— THE TASKS —
**1.** In the passage on love, what were the disciples arguing about while Jesus washed their feet?
**2.** Does the passage on love support each statement below? Answer yes or no for each, quoting the deciding words. (a) Agapé can exist purely as a feeling. (b) The foot washing is described in verse 4 of John 13. (c) The new commandment to love one another appears in verse 34.
**3.** Carry the passage on love forward from its final sentence.

— TEXT PASSAGE —
___
What is love? Love is an act of self-sacrifice. Love is not a feeling. And biblically, you see this again and again and again and again: love is an act of self-sacrifice. There’s no such thing as agapé without action. There’s no such thing as agapé as a feeling, or as an emotion, or as a sensation. It is an action. And the sensation may or may not be there, but the action is there.
Go further to the thirteenth of John, the thirteenth chapter, and you’ll see the same thing. And you can support it on your own as you chase around in your Bible, you’ll see it’s continually this. But John 13:1, Jesus meets with His disciples for that last time – and we’ve studied this chapter – and he says, John does, “Jesus loved His own which were in the world, and He loved them unto the end.” Literally, in the Greek, He loved them to perfection, He loved them to the limits of love, He loved them all the way as far as love could go.
Now, then, in response to loving totally and loving purely and loving to the limit, what’s He going to do? Well, in verse 4, He rises from supper, lays aside His garments, took a towel, girded Himself, poured water into a basin, began to wash the disciples’ feet, and wipe them with the towel with which He was girded. He loved them, and His love took action. What did it do? It washed their dirty feet while they sat around and argued about who was the greatest in the kingdom, and who was going to get to sit near Jesus in the millennium; and they weren’t about to wash each other’s feet. Jesus stooped and did it, and loved them.
Now you go over to verse 34, and you find this thing really comes home hard. At the end of the same chapter, He says, “A new commandment I give you: that you love one another” – how? – “as I have loved you.” Now had He just loved them? By washing their feet. You see, it’s the same thing that He’s asking of us. Love is an act of self-sacrifice. It is an act of sacrificial giving. It’s washing feet. It’s giving your Son.
Go to John 15, verse 9 and you see it again. “As the Father hath loved Me, so have I loved you. Continue ye in My love.” “As the Father hath loved Me, so have I loved you.” How had He loved them? By coming into the world and dying for them.
Now verse 10: “If you keep My commandments, then you abide in My love.” In other words, love, then, toward God is the act of self-sacrifice of my will to do His Will; that’s it. It’s an act of self-sacrifice.
___
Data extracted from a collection
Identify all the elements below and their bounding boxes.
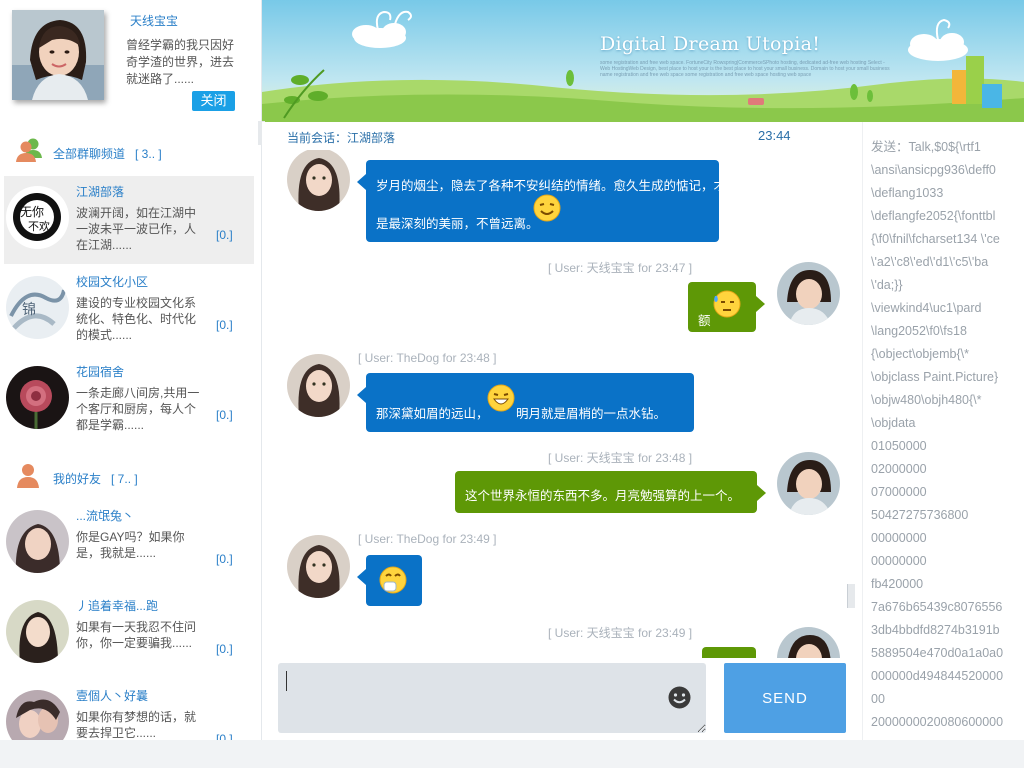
my-avatar[interactable] bbox=[777, 627, 840, 658]
channel-avatar: 锦 bbox=[6, 276, 69, 339]
banner-title: Digital Dream Utopia! bbox=[600, 33, 821, 55]
sender-avatar[interactable] bbox=[287, 150, 350, 211]
group-header-friends[interactable]: 我的好友 [ 7.. ] bbox=[0, 459, 261, 489]
channel-preview: 建设的专业校园文化系统化、特色化、时代化的模式...... bbox=[76, 296, 197, 342]
group-count-channels: [ 3.. ] bbox=[135, 147, 162, 161]
bottom-status-strip bbox=[0, 740, 1024, 768]
friend-item[interactable]: 壹個人丶好曩 如果你有梦想的话，就要去捍卫它...... [0.] bbox=[4, 680, 254, 740]
friend-avatar bbox=[6, 690, 69, 740]
friend-name: 壹個人丶好曩 bbox=[76, 689, 149, 703]
group-chat-icon bbox=[16, 138, 42, 162]
message-stamp: [ User: 天线宝宝 for 23:49 ] bbox=[548, 626, 693, 640]
friend-unread-count: [0.] bbox=[216, 642, 233, 656]
raw-message-text: 发送：Talk,$0${\rtf1 \ansi\ansicpg936\deff0… bbox=[871, 140, 1004, 729]
friend-item[interactable]: 丿追着幸福...跑 如果有一天我忍不住问你，你一定要骗我...... [0.] bbox=[4, 590, 254, 678]
message-stamp: [ User: TheDog for 23:48 ] bbox=[358, 351, 497, 365]
raw-message-panel[interactable]: 发送：Talk,$0${\rtf1 \ansi\ansicpg936\deff0… bbox=[862, 122, 1024, 740]
friend-preview: 如果你有梦想的话，就要去捍卫它...... bbox=[76, 710, 197, 740]
text-caret bbox=[286, 671, 287, 691]
channel-item-garden[interactable]: 花园宿舍 一条走廊八间房,共用一个客厅和厨房，每人个都是学霸...... [0.… bbox=[4, 356, 254, 444]
channel-unread-count: [0.] bbox=[216, 318, 233, 332]
group-header-channels[interactable]: 全部群聊频道 [ 3.. ] bbox=[0, 134, 261, 164]
message-bubble[interactable]: 这个世界永恒的东西不多。月亮勉强算的上一个。 bbox=[455, 471, 766, 513]
svg-text:锦: 锦 bbox=[22, 301, 36, 318]
friend-preview: 如果有一天我忍不住问你，你一定要骗我...... bbox=[76, 620, 197, 650]
header-banner: Digital Dream Utopia! some registration … bbox=[262, 0, 1024, 122]
user-icon bbox=[17, 464, 39, 488]
my-avatar[interactable] bbox=[777, 452, 840, 515]
message-text: 岁月的烟尘，隐去了各种不安纠结的情绪。愈久生成的惦记，才 bbox=[376, 179, 727, 193]
channel-preview: 波澜开阔，如在江湖中一波未平一波已作，人在江湖...... bbox=[76, 206, 197, 252]
message-bubble[interactable]: 那深黛如眉的远山， 明月就是眉梢的一点水钻。 bbox=[357, 373, 694, 432]
message-bubble[interactable]: 额 bbox=[688, 282, 765, 332]
sender-avatar[interactable] bbox=[287, 535, 350, 598]
send-button[interactable]: SEND bbox=[724, 663, 846, 733]
profile-name: 天线宝宝 bbox=[130, 14, 179, 28]
message-stamp: [ User: TheDog for 23:49 ] bbox=[358, 532, 497, 546]
message-list[interactable]: 岁月的烟尘，隐去了各种不安纠结的情绪。愈久生成的惦记，才 是最深刻的美丽，不曾远… bbox=[262, 150, 848, 658]
grin-emoji-icon bbox=[487, 384, 515, 412]
sweat-emoji-icon bbox=[713, 290, 741, 318]
smile-emoji-icon bbox=[533, 194, 561, 222]
group-title-friends: 我的好友 bbox=[53, 472, 102, 486]
session-time: 23:44 bbox=[758, 128, 791, 143]
message-text: 是最深刻的美丽，不曾远离。 bbox=[376, 217, 539, 231]
svg-text:无你: 无你 bbox=[20, 205, 44, 219]
profile-avatar[interactable] bbox=[12, 10, 104, 100]
message-input[interactable] bbox=[278, 663, 706, 733]
message-bubble[interactable] bbox=[357, 555, 422, 606]
channel-name: 校园文化小区 bbox=[76, 275, 149, 289]
friend-avatar bbox=[6, 600, 69, 663]
message-text: 额 bbox=[698, 314, 711, 328]
friend-unread-count: [0.] bbox=[216, 732, 233, 740]
sneeze-emoji-icon bbox=[379, 566, 407, 594]
channel-avatar: 无你 不欢 bbox=[6, 186, 69, 249]
message-bubble[interactable] bbox=[702, 647, 756, 658]
channel-avatar bbox=[6, 366, 69, 429]
channel-name: 花园宿舍 bbox=[76, 365, 125, 379]
my-avatar[interactable] bbox=[777, 262, 840, 325]
friend-preview: 你是GAY吗？如果你是，我就是...... bbox=[76, 530, 185, 560]
channel-item-jianghu[interactable]: 无你 不欢 江湖部落 波澜开阔，如在江湖中一波未平一波已作，人在江湖......… bbox=[4, 176, 254, 264]
message-bubble[interactable]: 岁月的烟尘，隐去了各种不安纠结的情绪。愈久生成的惦记，才 是最深刻的美丽，不曾远… bbox=[357, 160, 726, 242]
message-stamp: [ User: 天线宝宝 for 23:47 ] bbox=[548, 261, 693, 275]
profile-signature: 曾经学霸的我只因好奇学渣的世界，进去就迷路了...... bbox=[126, 38, 235, 86]
friend-avatar bbox=[6, 510, 69, 573]
friend-unread-count: [0.] bbox=[216, 552, 233, 566]
message-text: 这个世界永恒的东西不多。月亮勉强算的上一个。 bbox=[465, 489, 741, 503]
svg-text:不欢: 不欢 bbox=[28, 219, 50, 233]
scrollbar-thumb[interactable] bbox=[847, 584, 855, 608]
banner-subtitle: some registration and free web space. Fo… bbox=[600, 60, 890, 78]
group-title-channels: 全部群聊频道 bbox=[53, 147, 126, 161]
message-text: 那深黛如眉的远山， bbox=[376, 407, 489, 421]
message-stamp: [ User: 天线宝宝 for 23:48 ] bbox=[548, 451, 693, 465]
sidebar: 天线宝宝 曾经学霸的我只因好奇学渣的世界，进去就迷路了...... 关闭 全部群… bbox=[0, 0, 262, 740]
channel-item-campus[interactable]: 锦 校园文化小区 建设的专业校园文化系统化、特色化、时代化的模式...... [… bbox=[4, 266, 254, 354]
session-bar: 当前会话：江湖部落 23:44 bbox=[262, 122, 848, 150]
current-session-label: 当前会话：江湖部落 bbox=[287, 131, 396, 145]
channel-preview: 一条走廊八间房,共用一个客厅和厨房，每人个都是学霸...... bbox=[76, 386, 200, 432]
sender-avatar[interactable] bbox=[287, 354, 350, 417]
composer: SEND bbox=[262, 658, 862, 740]
profile-card: 天线宝宝 曾经学霸的我只因好奇学渣的世界，进去就迷路了...... 关闭 bbox=[0, 0, 261, 122]
friend-item[interactable]: ...流氓兔丶 你是GAY吗？如果你是，我就是...... [0.] bbox=[4, 500, 254, 588]
channel-unread-count: [0.] bbox=[216, 228, 233, 242]
close-button[interactable]: 关闭 bbox=[192, 91, 235, 111]
message-text: 明月就是眉梢的一点水钻。 bbox=[516, 407, 667, 421]
emoji-picker-icon[interactable] bbox=[667, 685, 692, 710]
friend-name: ...流氓兔丶 bbox=[76, 509, 135, 523]
friend-name: 丿追着幸福...跑 bbox=[76, 599, 159, 613]
channel-unread-count: [0.] bbox=[216, 408, 233, 422]
group-count-friends: [ 7.. ] bbox=[111, 472, 138, 486]
channel-name: 江湖部落 bbox=[76, 185, 125, 199]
___
— ANSWERS FOR THE EXERCISE —
**1.** They were arguing about who was the greatest in the kingdom and who would get to sit near Jesus in the millennium.

**2.**
(a) No: "There’s no such thing as agapé as a feeling, or as an emotion, or as a sensation."
(b) Yes: "in verse 4, He rises from supper, lays aside His garments, took a towel, girded Himself, poured water into a basin, began to wash the disciples’ feet"
(c) Yes: "Now you go over to verse 34, and you find this thing really comes home hard. At the end of the same chapter, He says, “A new commandment I give you: that you love one another”"

**3.**
Go down to verse 13. Here is the supreme example. “Greater love has no man than this.” In other words, here is the greatest definition of love that is ever given; this is it. You want somebody to give you a definition of love? This is the greatest that’s ever been given. “A man lay down his” – what? – “his life for his friends.”
The greatest definition of love is an act of supreme self-sacrifice. That’s the way it always is in the Scripture. That’s the way it always appears. If you go to John, in the gospel of John, you see it in chapter 21 – we won’t take the time – you see the same thing with Peter. “You love Me, Peter, then follow Me, and it’ll cost you your life.” If you go to 1 John chapter 4 verses 8 to 11, “God loved us,” – how do we know? – “because He gave His Son to die for us to be the propitiation for our sins.” In other words, God’s love is demonstrated in an act of self-sacrifice; so is ours.
Now when we talk about love, that’s what we’re talking about. It is the act of self-sacrifice. It is humility. It is saying that I want to meet your need, that I want to do what God wants me to do. There’s no self-seeking in there. There’s no pride. There’s no selfishness. There’s no self-glory. There’s no vanity there.
But, you know, we can minister our gifts in pride to be famous. I can preach to be famous or try to be famous; might not work out too well. I can preach for fame, or success, or glory, or prestige. I can preach to be accepted. You can do the same. You can minister your gift because of peer pressure; everybody else is doing it and you feel you want to belong, so you crank up and do yours. You can minister whatever gifts you have to get out from under a divine obligation that’s bugging you, and so you’re paying your dues to God. You can minister your gifts so somebody will pat you on your spiritual back and tell you how great you are. So can I.
In other words, there are a myriad of other reasons or motives that we could have, but there’s only one that’s legitimate: I minister because I do it out of the sacrifice of myself to the Will of God and the sacrifice of my life to the needs of my brothers and sisters. That’s the only legitimate reason. Nothing else matters. And anything else adds up to zero. You are nothing, you are nothing, you are nothing. You’re nothing but noise, a banging gong and a clanging symbol. So that’s what he’s talking about.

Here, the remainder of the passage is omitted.